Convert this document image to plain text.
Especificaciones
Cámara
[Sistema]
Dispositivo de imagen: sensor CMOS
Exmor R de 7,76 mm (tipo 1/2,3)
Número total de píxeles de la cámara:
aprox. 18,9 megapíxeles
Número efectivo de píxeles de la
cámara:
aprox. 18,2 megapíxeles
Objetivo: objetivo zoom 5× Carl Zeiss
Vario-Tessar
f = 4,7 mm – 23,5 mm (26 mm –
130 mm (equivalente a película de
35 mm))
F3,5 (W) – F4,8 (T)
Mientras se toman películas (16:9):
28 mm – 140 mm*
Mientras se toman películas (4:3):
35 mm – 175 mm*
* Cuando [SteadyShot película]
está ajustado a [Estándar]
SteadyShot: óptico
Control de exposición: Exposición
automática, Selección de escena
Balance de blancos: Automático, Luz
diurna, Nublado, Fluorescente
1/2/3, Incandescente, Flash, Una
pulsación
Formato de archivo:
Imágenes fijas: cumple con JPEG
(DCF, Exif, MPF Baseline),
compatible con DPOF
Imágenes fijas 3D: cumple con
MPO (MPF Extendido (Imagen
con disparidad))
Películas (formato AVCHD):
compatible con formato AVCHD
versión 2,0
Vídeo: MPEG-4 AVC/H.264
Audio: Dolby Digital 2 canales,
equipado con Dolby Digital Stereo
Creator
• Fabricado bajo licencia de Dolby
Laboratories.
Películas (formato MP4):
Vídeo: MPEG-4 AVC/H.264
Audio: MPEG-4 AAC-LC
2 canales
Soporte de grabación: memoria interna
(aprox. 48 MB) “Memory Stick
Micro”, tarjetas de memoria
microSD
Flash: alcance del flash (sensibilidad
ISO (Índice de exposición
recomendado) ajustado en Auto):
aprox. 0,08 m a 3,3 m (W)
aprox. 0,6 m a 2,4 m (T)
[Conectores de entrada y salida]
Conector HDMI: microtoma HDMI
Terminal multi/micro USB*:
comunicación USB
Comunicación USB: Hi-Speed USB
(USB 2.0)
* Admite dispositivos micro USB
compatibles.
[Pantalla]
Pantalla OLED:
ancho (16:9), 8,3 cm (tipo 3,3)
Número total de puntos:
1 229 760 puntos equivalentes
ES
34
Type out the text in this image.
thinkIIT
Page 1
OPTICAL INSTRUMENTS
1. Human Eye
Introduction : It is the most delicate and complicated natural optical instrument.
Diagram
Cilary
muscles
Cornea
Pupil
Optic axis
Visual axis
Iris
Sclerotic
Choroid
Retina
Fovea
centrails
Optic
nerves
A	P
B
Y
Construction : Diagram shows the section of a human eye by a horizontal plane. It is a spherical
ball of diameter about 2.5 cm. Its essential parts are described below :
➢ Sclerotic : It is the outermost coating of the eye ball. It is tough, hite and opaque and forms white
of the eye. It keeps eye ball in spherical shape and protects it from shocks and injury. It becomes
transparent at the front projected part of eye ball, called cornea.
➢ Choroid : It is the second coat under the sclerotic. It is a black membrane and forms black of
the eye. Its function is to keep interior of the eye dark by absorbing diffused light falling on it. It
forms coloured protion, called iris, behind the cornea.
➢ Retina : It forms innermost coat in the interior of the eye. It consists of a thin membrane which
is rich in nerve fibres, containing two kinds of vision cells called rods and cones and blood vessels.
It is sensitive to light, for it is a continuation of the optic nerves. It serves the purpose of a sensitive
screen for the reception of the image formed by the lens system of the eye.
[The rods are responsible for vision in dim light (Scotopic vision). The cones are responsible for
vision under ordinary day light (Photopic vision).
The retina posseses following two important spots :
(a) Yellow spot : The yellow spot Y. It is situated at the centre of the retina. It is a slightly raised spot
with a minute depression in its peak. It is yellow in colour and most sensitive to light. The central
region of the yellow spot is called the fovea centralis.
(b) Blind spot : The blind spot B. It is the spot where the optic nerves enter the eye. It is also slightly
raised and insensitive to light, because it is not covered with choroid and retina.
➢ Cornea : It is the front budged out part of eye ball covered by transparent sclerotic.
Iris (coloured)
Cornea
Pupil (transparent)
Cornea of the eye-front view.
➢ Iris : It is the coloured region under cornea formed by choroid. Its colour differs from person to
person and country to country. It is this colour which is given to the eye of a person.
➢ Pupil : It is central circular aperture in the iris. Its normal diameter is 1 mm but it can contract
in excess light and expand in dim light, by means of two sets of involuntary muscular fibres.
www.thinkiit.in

──────

* **INSTRUCTIONS TO FOLLOW**:
Please give the data again in full, exactly as written.

* **ANSWER TO THIS PROBLEM**:
Convert this document image to plain text.
Especificaciones
Cámara
[Sistema]
Dispositivo de imagen: sensor CMOS
Exmor R de 7,76 mm (tipo 1/2,3)
Número total de píxeles de la cámara:
aprox. 18,9 megapíxeles
Número efectivo de píxeles de la
cámara:
aprox. 18,2 megapíxeles
Objetivo: objetivo zoom 5× Carl Zeiss
Vario-Tessar
f = 4,7 mm – 23,5 mm (26 mm –
130 mm (equivalente a película de
35 mm))
F3,5 (W) – F4,8 (T)
Mientras se toman películas (16:9):
28 mm – 140 mm*
Mientras se toman películas (4:3):
35 mm – 175 mm*
* Cuando [SteadyShot película]
está ajustado a [Estándar]
SteadyShot: óptico
Control de exposición: Exposición
automática, Selección de escena
Balance de blancos: Automático, Luz
diurna, Nublado, Fluorescente
1/2/3, Incandescente, Flash, Una
pulsación
Formato de archivo:
Imágenes fijas: cumple con JPEG
(DCF, Exif, MPF Baseline),
compatible con DPOF
Imágenes fijas 3D: cumple con
MPO (MPF Extendido (Imagen
con disparidad))
Películas (formato AVCHD):
compatible con formato AVCHD
versión 2,0
Vídeo: MPEG-4 AVC/H.264
Audio: Dolby Digital 2 canales,
equipado con Dolby Digital Stereo
Creator
• Fabricado bajo licencia de Dolby
Laboratories.
Películas (formato MP4):
Vídeo: MPEG-4 AVC/H.264
Audio: MPEG-4 AAC-LC
2 canales
Soporte de grabación: memoria interna
(aprox. 48 MB) “Memory Stick
Micro”, tarjetas de memoria
microSD
Flash: alcance del flash (sensibilidad
ISO (Índice de exposición
recomendado) ajustado en Auto):
aprox. 0,08 m a 3,3 m (W)
aprox. 0,6 m a 2,4 m (T)
[Conectores de entrada y salida]
Conector HDMI: microtoma HDMI
Terminal multi/micro USB*:
comunicación USB
Comunicación USB: Hi-Speed USB
(USB 2.0)
* Admite dispositivos micro USB
compatibles.
[Pantalla]
Pantalla OLED:
ancho (16:9), 8,3 cm (tipo 3,3)
Número total de puntos:
1 229 760 puntos equivalentes
ES
34
Type out the text in this image.
thinkIIT
Page 1
OPTICAL INSTRUMENTS
1. Human Eye
Introduction : It is the most delicate and complicated natural optical instrument.
Diagram
Cilary
muscles
Cornea
Pupil
Optic axis
Visual axis
Iris
Sclerotic
Choroid
Retina
Fovea
centrails
Optic
nerves
A	P
B
Y
Construction : Diagram shows the section of a human eye by a horizontal plane. It is a spherical
ball of diameter about 2.5 cm. Its essential parts are described below :
➢ Sclerotic : It is the outermost coating of the eye ball. It is tough, hite and opaque and forms white
of the eye. It keeps eye ball in spherical shape and protects it from shocks and injury. It becomes
transparent at the front projected part of eye ball, called cornea.
➢ Choroid : It is the second coat under the sclerotic. It is a black membrane and forms black of
the eye. Its function is to keep interior of the eye dark by absorbing diffused light falling on it. It
forms coloured protion, called iris, behind the cornea.
➢ Retina : It forms innermost coat in the interior of the eye. It consists of a thin membrane which
is rich in nerve fibres, containing two kinds of vision cells called rods and cones and blood vessels.
It is sensitive to light, for it is a continuation of the optic nerves. It serves the purpose of a sensitive
screen for the reception of the image formed by the lens system of the eye.
[The rods are responsible for vision in dim light (Scotopic vision). The cones are responsible for
vision under ordinary day light (Photopic vision).
The retina posseses following two important spots :
(a) Yellow spot : The yellow spot Y. It is situated at the centre of the retina. It is a slightly raised spot
with a minute depression in its peak. It is yellow in colour and most sensitive to light. The central
region of the yellow spot is called the fovea centralis.
(b) Blind spot : The blind spot B. It is the spot where the optic nerves enter the eye. It is also slightly
raised and insensitive to light, because it is not covered with choroid and retina.
➢ Cornea : It is the front budged out part of eye ball covered by transparent sclerotic.
Iris (coloured)
Cornea
Pupil (transparent)
Cornea of the eye-front view.
➢ Iris : It is the coloured region under cornea formed by choroid. Its colour differs from person to
person and country to country. It is this colour which is given to the eye of a person.
➢ Pupil : It is central circular aperture in the iris. Its normal diameter is 1 mm but it can contract
in excess light and expand in dim light, by means of two sets of involuntary muscular fibres.
www.thinkiit.in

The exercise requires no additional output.